De tolk van Java is naast een tweestemmige coming-of-age-roman een verwerkingsroman, waarbij wraak of vergelding doorschemert. Arto wordt immers publiekelijk neergezet als kwaaie pier. Daarnaast is er natuurlijk ook sprake van een prachtige geschiedenisles, een uitgelezen mogelijkheid voor ieder, die zich verbonden weet met onze gemartelde bruid Indonesia, om zijn eigen jeugd te wegen of om (meer) inzicht te verkrijgen in de complexe verhoudingen tussen alle betrokken bevolkingsgroepen. Wat het wraakelement betreft, bevat het boek een grondmotief in de vorm van de Indonesische vaste uitdrukking ‘sendjata makan toean’ (letterlijk: ‘het wapen eet zijn meester op’, bij de Indonesische defensie ook als zelfstandig naamwoord bekend in de betekenis van boemerang). Ik moet echter na lezing van De tolk van Java concluderen dat de vader van Alfred Birney niet per definitie louter als kwaaie pier hoeft te worden ervaren. Mede door het perspectief van zijn andere zoon Philip wordt de lezer namelijk de gelegenheid geboden om een held te zien in de tirannieke, paranoïde vader, wat het boek onbetwist op een hoger literair plan tilt.

Opdrachten:
A – Neem de regels van de items letterlijk over, vanaf het begin van de items tot en met de regel met "The neck 25 is at (670, 358).". Laat de afbeeldingen daarbij weg.
B – Schrijf de tekst over De tolk van Java verder, aansluitend op de laatste zin.
De tekst en de items hebben niets met elkaar te maken.

Datasetrijen:
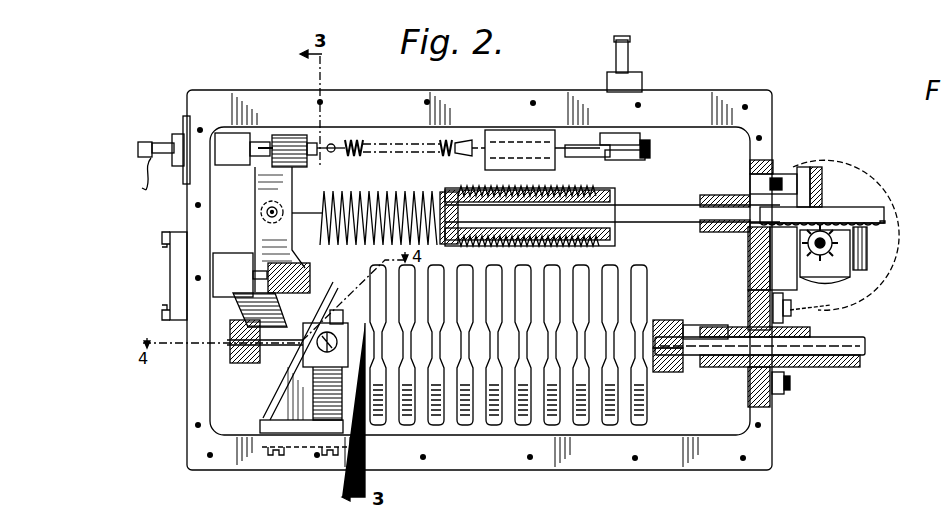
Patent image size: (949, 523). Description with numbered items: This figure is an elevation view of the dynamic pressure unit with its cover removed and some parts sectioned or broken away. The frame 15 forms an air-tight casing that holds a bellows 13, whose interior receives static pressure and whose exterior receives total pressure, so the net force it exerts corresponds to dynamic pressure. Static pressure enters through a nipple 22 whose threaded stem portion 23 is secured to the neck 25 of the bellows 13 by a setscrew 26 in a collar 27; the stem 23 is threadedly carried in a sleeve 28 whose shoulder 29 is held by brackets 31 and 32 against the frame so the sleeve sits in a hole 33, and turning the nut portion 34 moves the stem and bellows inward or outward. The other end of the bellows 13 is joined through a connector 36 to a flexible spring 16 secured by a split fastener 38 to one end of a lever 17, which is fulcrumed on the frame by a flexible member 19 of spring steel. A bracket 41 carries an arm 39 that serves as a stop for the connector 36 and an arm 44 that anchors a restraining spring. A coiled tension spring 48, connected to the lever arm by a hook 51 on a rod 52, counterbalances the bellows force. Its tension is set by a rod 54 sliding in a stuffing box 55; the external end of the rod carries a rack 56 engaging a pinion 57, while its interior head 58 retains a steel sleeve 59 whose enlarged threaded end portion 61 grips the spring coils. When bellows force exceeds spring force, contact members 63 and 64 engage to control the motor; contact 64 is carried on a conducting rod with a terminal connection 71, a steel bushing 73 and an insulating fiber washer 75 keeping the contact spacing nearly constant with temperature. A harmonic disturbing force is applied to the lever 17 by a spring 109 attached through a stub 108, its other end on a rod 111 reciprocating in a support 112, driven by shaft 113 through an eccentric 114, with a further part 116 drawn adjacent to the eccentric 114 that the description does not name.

The bellows 13 is at (648, 402).
The frame 15 is at (598, 459).
The flexible spring 16 is at (290, 345).
The lever 17 is at (308, 270).
The flexible member 19 is at (262, 266).
The nipple 22 is at (855, 357).
The threaded stem portion 23 is at (818, 360).
The neck 25 is at (670, 358).
The setscrew 26 is at (664, 320).
The collar 27 is at (688, 322).
The sleeve 28 is at (792, 315).
The shoulder 29 is at (791, 310).
The bracket 31 is at (786, 390).
The bracket 32 is at (783, 298).
The hole 33 is at (746, 372).
The nut portion 34 is at (812, 340).
The connector 36 is at (345, 320).
The split fastener 38 is at (337, 342).
The arm 39 is at (333, 311).
The bracket 41 is at (325, 395).
The arm 44 is at (300, 340).
The coiled tension spring 48 is at (420, 190).
The hook 51 is at (262, 205).
The rod 52 is at (266, 213).
The rod 54 is at (712, 196).
The stuffing box 55 is at (720, 194).
The rack 56 is at (852, 215).
The pinion 57 is at (838, 246).
The head 58 is at (452, 236).
The steel sleeve 59 is at (525, 240).
The enlarged threaded end portion 61 is at (615, 195).
The contact member 63 is at (284, 135).
The contact member 64 is at (268, 150).
The terminal connection 71 is at (157, 166).
The steel bushing 73 is at (183, 118).
The insulating fiber washer 75 is at (175, 134).
The stub 108 is at (325, 154).
The spring 109 is at (356, 140).
The rod 111 is at (470, 158).
The support 112 is at (515, 130).
The shaft 113 is at (640, 58).
The eccentric 114 is at (651, 150).
The contact rod 116 is at (600, 158).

Resultaten:
A –
Patent image size: (949, 523). Description with numbered items: This figure is an elevation view of the dynamic pressure unit with its cover removed and some parts sectioned or broken away. The frame 15 forms an air-tight casing that holds a bellows 13, whose interior receives static pressure and whose exterior receives total pressure, so the net force it exerts corresponds to dynamic pressure. Static pressure enters through a nipple 22 whose threaded stem portion 23 is secured to the neck 25 of the bellows 13 by a setscrew 26 in a collar 27; the stem 23 is threadedly carried in a sleeve 28 whose shoulder 29 is held by brackets 31 and 32 against the frame so the sleeve sits in a hole 33, and turning the nut portion 34 moves the stem and bellows inward or outward. The other end of the bellows 13 is joined through a connector 36 to a flexible spring 16 secured by a split fastener 38 to one end of a lever 17, which is fulcrumed on the frame by a flexible member 19 of spring steel. A bracket 41 carries an arm 39 that serves as a stop for the connector 36 and an arm 44 that anchors a restraining spring. A coiled tension spring 48, connected to the lever arm by a hook 51 on a rod 52, counterbalances the bellows force. Its tension is set by a rod 54 sliding in a stuffing box 55; the external end of the rod carries a rack 56 engaging a pinion 57, while its interior head 58 retains a steel sleeve 59 whose enlarged threaded end portion 61 grips the spring coils. When bellows force exceeds spring force, contact members 63 and 64 engage to control the motor; contact 64 is carried on a conducting rod with a terminal connection 71, a steel bushing 73 and an insulating fiber washer 75 keeping the contact spacing nearly constant with temperature. A harmonic disturbing force is applied to the lever 17 by a spring 109 attached through a stub 108, its other end on a rod 111 reciprocating in a support 112, driven by shaft 113 through an eccentric 114, with a further part 116 drawn adjacent to the eccentric 114 that the description does not name.

The bellows 13 is at (648, 402).
The frame 15 is at (598, 459).
The flexible spring 16 is at (290, 345).
The lever 17 is at (308, 270).
The flexible member 19 is at (262, 266).
The nipple 22 is at (855, 357).
The threaded stem portion 23 is at (818, 360).
The neck 25 is at (670, 358).

B –
Uitgeverij De Geus spreekt op de kaft van een ‘autobiografische mokerslag die de clichés over Nederlands-Indië verpulvert’. Hoewel Birney zich hiermee evenals Multatuli op het gladde ijs der donquichotterie begeeft, moet ik toegeven dat deze beeldspraak met recht gekozen is. Het heeft er alle schijn van dat er met de inhoud van Arto’s manuscript, gecombineerd met de interpretatie ervan door Philip, behoorlijk wat taboes worden doorbroken en beerputten zijn geopend. De broers Alan (=Alfred) en Philip voeren hierbij wel de traditionele discussie over fictie en werkelijkheid. Aldus Philip:
Zoals ik al zei, heb ik Pa’s memoires nog nooit goed gelezen, maar hij lijkt me eerlijk, oprecht en waarachtig in zijn beschrijvingen, evenwel met hier en daar een beetje sambal erbij. Nou ja: mag het?
Natuurlijk is de betrouwbaarheid van Arto’s memoires nooit ten volle te toetsen, maar laten we in dit opzicht Multatuli in ere houden, die sprak: ‘Wat verdichtsel is in het bijzonder, wordt waarheid in het algemeen’.
Eén van de dingen die Birney bij monde van Philip aan de kaak stelt, is de overdreven historische focus op het KNIL, waar het de Indonesische Onafhankelijkheidsoorlog betreft. Hierover zegt hij:
De standaard geschiedschrijving gaat over het KNIL, het KNIL en nog eens het KNIL. Van de tolken bij de mariniers hebben de mensen hier in Nederland nog nooit gehoord. Pa heeft geprobeerd ze een smoel te geven. En vanaf nu wil ik jou [lees: Alan] er niet meer over horen.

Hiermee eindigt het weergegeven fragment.